## Exercise instructions
Which lines hold the word "CONTINUĂ"? Copy each one.

Stored records
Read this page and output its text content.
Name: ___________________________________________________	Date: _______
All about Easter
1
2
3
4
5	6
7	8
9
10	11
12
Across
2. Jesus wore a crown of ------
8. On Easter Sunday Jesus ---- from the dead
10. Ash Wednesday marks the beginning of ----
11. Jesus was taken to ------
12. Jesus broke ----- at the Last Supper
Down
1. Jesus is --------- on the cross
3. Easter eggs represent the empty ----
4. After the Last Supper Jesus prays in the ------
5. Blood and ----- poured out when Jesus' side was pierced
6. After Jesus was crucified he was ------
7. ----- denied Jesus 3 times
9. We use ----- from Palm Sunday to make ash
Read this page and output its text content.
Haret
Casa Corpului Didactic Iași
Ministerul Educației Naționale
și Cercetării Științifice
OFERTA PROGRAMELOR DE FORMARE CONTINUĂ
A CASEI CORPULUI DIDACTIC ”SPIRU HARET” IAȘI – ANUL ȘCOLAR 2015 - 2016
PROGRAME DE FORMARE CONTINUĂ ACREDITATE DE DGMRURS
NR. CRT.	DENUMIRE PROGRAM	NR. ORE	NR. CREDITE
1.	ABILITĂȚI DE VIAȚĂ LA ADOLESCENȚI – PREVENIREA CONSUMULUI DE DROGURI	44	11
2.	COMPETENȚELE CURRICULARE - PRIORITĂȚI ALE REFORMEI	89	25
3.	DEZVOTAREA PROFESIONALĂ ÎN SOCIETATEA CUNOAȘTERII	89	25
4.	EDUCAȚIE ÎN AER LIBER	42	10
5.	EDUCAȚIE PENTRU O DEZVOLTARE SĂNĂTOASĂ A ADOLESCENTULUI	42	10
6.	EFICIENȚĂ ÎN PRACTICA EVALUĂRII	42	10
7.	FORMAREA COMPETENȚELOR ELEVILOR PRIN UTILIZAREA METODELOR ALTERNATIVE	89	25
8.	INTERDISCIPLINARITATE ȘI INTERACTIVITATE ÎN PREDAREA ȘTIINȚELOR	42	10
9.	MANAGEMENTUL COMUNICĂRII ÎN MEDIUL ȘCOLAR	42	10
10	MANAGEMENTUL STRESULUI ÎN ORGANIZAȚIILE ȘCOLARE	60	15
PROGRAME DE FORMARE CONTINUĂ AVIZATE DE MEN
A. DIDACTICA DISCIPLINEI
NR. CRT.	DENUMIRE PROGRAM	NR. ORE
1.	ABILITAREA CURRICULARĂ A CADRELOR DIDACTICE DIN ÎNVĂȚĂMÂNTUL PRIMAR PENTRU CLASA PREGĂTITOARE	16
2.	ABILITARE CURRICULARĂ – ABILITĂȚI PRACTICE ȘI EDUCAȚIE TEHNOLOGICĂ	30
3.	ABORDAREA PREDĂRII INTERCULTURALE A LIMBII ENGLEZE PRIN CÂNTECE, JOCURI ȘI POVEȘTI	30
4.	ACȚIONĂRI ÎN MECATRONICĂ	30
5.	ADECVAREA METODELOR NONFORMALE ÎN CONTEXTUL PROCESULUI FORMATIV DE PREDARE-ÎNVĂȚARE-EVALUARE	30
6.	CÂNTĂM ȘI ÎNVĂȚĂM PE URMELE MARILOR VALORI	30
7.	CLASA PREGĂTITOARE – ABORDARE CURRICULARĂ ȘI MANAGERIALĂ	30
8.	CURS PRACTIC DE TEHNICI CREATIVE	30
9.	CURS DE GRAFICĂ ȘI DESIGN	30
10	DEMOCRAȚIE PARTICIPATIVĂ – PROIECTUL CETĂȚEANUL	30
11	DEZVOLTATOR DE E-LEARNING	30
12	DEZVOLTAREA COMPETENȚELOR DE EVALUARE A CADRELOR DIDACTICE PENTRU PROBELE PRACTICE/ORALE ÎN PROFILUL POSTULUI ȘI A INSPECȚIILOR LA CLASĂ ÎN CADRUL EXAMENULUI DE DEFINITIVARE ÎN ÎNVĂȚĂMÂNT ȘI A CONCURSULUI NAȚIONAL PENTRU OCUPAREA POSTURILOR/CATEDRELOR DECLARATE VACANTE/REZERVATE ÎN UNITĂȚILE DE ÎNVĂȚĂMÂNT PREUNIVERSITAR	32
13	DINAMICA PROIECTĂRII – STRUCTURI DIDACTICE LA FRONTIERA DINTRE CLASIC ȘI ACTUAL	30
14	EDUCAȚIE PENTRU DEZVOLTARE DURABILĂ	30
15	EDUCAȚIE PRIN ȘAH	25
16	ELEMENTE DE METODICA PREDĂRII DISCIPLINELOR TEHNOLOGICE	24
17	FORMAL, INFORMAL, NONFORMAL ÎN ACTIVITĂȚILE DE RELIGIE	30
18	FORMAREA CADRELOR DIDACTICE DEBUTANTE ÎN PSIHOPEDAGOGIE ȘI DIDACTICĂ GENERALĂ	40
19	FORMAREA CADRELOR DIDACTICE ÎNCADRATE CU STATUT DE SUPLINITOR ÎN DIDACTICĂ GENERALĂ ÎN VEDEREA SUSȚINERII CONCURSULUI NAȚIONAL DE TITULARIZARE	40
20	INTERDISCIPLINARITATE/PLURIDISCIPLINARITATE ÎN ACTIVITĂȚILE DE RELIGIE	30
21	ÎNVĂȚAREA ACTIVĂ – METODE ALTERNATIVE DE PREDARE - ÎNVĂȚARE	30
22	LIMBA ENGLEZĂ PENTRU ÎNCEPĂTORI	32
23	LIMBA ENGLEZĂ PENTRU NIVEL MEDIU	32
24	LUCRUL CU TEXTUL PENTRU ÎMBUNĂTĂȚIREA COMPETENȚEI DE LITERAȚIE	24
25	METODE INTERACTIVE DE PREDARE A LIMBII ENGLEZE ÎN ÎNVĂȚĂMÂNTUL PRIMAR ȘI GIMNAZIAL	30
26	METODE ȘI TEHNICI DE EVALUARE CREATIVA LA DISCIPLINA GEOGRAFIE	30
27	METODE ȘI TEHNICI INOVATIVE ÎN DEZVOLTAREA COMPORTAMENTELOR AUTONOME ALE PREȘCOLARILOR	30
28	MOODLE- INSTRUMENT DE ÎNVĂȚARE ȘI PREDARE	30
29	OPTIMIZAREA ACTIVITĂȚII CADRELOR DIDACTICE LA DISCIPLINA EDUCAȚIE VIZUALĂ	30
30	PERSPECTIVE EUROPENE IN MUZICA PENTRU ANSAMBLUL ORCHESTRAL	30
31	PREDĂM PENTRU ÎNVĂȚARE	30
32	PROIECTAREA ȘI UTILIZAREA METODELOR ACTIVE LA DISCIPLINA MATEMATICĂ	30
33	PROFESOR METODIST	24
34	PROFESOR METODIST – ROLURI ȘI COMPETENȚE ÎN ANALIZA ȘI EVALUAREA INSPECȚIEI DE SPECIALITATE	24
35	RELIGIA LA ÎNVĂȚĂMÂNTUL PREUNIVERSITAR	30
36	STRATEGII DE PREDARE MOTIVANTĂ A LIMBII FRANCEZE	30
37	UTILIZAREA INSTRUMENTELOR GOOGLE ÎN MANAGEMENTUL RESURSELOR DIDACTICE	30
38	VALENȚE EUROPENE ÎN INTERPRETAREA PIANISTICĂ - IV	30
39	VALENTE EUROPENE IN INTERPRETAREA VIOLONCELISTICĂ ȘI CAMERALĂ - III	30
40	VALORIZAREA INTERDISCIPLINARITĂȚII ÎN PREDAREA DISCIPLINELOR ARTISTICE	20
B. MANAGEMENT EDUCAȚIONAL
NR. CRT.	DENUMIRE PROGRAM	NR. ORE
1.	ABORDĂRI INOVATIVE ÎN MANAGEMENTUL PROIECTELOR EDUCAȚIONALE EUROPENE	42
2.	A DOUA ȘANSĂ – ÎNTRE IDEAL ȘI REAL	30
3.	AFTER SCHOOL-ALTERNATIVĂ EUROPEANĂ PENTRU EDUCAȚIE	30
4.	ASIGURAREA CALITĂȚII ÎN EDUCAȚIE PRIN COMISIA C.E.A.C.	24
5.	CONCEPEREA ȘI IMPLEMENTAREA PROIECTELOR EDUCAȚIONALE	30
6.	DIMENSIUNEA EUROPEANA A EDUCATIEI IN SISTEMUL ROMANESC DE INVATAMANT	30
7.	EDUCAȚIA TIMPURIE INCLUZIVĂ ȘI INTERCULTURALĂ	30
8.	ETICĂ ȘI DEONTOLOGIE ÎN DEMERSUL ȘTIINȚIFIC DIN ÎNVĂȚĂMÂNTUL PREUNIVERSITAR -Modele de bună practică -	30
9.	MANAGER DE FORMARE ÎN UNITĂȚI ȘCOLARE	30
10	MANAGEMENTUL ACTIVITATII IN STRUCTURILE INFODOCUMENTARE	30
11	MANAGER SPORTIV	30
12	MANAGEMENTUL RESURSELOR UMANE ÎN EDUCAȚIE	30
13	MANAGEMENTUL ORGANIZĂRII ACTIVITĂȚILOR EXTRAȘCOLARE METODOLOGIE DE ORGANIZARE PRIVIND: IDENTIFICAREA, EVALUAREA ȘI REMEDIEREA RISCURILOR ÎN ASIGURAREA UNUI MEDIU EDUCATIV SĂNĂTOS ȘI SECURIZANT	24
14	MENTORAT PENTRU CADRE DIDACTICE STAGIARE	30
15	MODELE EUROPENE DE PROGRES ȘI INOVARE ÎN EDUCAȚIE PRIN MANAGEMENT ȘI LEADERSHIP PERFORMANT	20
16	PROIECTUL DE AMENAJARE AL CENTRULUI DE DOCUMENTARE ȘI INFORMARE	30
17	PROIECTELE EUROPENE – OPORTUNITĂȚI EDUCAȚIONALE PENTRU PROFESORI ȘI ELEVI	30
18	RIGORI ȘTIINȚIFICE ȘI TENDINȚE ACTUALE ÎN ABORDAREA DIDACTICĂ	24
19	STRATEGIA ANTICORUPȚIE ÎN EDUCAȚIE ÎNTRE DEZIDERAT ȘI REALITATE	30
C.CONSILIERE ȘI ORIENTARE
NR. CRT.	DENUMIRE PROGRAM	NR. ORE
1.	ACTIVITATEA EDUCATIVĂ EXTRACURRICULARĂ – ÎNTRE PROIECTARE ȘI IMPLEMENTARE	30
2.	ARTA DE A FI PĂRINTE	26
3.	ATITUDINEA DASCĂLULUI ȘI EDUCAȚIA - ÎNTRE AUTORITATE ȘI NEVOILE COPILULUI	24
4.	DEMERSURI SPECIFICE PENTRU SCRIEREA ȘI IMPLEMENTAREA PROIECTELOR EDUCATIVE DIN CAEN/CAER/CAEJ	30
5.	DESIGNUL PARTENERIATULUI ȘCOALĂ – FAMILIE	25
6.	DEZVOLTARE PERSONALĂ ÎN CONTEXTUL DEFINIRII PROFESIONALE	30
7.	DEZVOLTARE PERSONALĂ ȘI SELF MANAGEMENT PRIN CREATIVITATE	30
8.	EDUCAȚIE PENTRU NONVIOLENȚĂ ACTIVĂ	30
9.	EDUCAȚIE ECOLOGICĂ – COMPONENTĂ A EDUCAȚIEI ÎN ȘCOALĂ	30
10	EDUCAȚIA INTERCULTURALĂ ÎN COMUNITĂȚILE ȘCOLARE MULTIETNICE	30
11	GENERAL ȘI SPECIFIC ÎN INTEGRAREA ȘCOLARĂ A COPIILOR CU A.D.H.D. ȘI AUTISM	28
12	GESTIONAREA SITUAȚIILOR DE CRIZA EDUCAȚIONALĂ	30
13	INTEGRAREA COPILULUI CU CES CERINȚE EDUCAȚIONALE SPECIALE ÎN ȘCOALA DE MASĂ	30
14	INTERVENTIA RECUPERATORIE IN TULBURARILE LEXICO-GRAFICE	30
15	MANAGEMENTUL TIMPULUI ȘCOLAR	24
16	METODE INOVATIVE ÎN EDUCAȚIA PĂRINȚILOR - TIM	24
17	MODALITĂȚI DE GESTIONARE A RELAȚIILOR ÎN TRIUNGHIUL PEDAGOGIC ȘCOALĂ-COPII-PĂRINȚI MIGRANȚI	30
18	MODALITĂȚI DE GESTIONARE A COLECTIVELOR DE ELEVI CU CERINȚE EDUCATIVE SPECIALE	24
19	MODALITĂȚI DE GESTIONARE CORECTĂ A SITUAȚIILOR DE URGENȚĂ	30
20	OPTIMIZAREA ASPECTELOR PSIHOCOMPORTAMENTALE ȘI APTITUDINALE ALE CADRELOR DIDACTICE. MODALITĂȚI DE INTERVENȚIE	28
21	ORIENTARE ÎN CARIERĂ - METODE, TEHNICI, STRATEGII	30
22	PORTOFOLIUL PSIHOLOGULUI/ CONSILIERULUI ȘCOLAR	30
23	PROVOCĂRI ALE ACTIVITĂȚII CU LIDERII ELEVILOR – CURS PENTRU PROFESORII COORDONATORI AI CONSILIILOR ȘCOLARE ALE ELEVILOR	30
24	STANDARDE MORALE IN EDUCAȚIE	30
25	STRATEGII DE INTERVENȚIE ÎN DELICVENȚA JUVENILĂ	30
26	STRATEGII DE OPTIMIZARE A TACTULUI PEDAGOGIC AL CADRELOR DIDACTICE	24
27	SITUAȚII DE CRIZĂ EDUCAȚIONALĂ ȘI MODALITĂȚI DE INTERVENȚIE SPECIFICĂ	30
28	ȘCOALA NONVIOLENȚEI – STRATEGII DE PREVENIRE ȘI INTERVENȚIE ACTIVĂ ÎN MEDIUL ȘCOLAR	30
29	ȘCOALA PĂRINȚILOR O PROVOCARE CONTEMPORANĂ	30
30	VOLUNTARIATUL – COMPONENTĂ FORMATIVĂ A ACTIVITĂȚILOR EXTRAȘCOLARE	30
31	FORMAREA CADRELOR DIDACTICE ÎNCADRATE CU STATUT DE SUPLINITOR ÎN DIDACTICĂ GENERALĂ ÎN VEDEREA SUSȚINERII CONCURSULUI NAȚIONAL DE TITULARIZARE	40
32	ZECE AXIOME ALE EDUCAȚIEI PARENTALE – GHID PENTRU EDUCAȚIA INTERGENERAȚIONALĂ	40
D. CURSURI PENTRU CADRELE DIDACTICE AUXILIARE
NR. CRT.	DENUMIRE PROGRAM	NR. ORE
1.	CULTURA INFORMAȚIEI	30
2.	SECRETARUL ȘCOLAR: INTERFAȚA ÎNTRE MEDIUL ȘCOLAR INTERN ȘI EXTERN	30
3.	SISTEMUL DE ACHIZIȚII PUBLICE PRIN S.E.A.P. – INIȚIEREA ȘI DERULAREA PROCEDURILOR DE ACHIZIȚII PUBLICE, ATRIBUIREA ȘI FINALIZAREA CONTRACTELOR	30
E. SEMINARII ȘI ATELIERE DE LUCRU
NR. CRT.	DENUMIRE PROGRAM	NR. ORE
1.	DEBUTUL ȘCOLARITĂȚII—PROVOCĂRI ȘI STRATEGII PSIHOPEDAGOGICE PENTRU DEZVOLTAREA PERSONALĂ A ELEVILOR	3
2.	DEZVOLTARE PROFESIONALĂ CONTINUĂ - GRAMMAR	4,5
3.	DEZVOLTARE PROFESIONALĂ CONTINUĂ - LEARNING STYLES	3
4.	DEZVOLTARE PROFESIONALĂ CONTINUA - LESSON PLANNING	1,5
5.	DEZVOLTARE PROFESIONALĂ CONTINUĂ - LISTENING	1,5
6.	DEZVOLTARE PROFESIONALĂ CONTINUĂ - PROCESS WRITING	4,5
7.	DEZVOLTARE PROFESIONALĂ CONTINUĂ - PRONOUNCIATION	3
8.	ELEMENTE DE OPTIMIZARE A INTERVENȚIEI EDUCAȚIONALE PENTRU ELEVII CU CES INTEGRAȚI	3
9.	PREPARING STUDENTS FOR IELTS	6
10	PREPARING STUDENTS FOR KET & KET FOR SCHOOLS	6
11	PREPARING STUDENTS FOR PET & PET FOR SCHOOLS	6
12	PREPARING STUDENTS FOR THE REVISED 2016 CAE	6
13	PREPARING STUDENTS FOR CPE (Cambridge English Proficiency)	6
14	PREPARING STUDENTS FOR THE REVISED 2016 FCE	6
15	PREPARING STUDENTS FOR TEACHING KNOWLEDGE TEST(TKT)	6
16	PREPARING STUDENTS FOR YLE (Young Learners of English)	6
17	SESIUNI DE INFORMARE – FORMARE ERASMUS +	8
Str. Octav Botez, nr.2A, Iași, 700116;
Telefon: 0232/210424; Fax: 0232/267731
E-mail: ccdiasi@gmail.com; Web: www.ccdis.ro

## The result
OFERTA PROGRAMELOR DE FORMARE CONTINUĂ
PROGRAME DE FORMARE CONTINUĂ ACREDITATE DE DGMRURS
PROGRAME DE FORMARE CONTINUĂ AVIZATE DE MEN
2.	DEZVOLTARE PROFESIONALĂ CONTINUĂ - GRAMMAR	4,5
3.	DEZVOLTARE PROFESIONALĂ CONTINUĂ - LEARNING STYLES	3
5.	DEZVOLTARE PROFESIONALĂ CONTINUĂ - LISTENING	1,5
6.	DEZVOLTARE PROFESIONALĂ CONTINUĂ - PROCESS WRITING	4,5
7.	DEZVOLTARE PROFESIONALĂ CONTINUĂ - PRONOUNCIATION	3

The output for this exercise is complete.